BRIEF:
Your task is to give the number of lines in the listing that include "JSON", and nothing else.

-- Begin DATASET ENTRIES --

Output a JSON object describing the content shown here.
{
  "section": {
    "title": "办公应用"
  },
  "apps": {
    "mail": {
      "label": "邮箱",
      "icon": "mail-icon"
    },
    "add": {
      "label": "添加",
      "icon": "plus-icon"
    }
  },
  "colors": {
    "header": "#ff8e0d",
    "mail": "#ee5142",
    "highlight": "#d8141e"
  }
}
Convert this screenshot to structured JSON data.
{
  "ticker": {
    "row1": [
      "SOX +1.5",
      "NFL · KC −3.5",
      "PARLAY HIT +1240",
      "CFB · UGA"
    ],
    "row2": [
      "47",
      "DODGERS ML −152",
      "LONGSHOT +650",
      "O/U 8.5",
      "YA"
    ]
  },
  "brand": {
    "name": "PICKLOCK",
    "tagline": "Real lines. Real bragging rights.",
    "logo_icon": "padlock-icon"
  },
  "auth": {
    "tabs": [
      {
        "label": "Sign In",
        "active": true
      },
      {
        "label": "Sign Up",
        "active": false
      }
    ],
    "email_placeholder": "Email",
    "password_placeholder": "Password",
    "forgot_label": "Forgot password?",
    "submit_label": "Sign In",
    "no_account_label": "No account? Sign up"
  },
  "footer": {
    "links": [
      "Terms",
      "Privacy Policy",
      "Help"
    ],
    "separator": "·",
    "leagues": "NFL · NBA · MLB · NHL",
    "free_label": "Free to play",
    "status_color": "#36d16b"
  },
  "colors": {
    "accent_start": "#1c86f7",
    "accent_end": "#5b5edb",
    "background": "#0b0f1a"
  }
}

-- End DATASET ENTRIES --

ANSWER FOR THIS EXERCISE:
2